Your instructions:
Look for the string "this" in the lines and copy each line that has it.
— begin Data entries —
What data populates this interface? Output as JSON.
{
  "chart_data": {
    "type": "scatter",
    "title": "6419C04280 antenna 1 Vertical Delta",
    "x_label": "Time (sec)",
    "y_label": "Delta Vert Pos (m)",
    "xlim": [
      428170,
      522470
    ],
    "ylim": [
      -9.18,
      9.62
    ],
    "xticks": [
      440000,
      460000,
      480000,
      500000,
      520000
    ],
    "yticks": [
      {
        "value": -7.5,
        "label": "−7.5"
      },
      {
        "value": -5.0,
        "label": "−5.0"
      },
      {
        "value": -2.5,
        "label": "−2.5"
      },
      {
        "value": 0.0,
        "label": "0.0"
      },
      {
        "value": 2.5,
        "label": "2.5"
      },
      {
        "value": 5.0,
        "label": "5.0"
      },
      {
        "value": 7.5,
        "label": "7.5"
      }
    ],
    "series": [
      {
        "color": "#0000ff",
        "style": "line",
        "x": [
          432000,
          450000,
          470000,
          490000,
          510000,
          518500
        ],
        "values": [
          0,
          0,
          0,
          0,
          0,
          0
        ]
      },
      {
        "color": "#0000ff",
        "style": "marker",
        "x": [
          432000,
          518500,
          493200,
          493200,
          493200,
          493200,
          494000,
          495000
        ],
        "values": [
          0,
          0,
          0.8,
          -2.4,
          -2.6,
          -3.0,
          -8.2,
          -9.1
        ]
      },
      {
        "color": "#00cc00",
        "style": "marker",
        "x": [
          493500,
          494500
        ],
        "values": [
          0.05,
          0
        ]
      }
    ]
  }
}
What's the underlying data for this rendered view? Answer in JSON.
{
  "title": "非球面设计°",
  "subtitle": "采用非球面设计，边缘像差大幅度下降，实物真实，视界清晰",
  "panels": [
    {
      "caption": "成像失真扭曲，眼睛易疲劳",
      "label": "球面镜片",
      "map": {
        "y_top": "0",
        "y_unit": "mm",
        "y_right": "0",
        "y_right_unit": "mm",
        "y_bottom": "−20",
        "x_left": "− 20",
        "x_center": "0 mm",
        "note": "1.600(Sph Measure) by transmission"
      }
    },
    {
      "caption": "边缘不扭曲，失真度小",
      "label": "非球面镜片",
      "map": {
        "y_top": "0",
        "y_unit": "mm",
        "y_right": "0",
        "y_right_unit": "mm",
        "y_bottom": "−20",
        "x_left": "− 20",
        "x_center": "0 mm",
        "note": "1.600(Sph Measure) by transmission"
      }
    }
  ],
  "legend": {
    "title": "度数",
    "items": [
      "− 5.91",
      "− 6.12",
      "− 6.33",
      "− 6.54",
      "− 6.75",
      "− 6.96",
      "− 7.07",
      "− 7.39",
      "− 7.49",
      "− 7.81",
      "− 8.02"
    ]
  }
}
— end Data entries —
Answer to the exercise:
What data populates this interface? Output as JSON.
What's the underlying data for this rendered view? Answer in JSON.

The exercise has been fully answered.